EXERCISE TASK —
Repeat the material exactly as it appears.

Items from a figure collection —
— BEGIN —

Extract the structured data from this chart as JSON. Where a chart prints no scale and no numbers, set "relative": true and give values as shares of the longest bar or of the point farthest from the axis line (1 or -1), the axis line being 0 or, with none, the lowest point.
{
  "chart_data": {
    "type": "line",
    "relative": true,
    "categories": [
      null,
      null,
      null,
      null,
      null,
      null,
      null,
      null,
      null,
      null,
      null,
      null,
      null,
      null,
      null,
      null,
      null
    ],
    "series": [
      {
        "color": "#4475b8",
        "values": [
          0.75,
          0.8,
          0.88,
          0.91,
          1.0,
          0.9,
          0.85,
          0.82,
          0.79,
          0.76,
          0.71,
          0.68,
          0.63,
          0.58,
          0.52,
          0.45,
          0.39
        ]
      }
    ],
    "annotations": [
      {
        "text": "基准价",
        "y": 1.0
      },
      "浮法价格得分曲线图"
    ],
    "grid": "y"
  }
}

— END —

ANSWER —
Extract the structured data from this chart as JSON. Where a chart prints no scale and no numbers, set "relative": true and give values as shares of the longest bar or of the point farthest from the axis line (1 or -1), the axis line being 0 or, with none, the lowest point.
{
  "chart_data": {
    "type": "line",
    "relative": true,
    "categories": [
      null,
      null,
      null,
      null,
      null,
      null,
      null,
      null,
      null,
      null,
      null,
      null,
      null,
      null,
      null,
      null,
      null
    ],
    "series": [
      {
        "color": "#4475b8",
        "values": [
          0.75,
          0.8,
          0.88,
          0.91,
          1.0,
          0.9,
          0.85,
          0.82,
          0.79,
          0.76,
          0.71,
          0.68,
          0.63,
          0.58,
          0.52,
          0.45,
          0.39
        ]
      }
    ],
    "annotations": [
      {
        "text": "基准价",
        "y": 1.0
      },
      "浮法价格得分曲线图"
    ],
    "grid": "y"
  }
}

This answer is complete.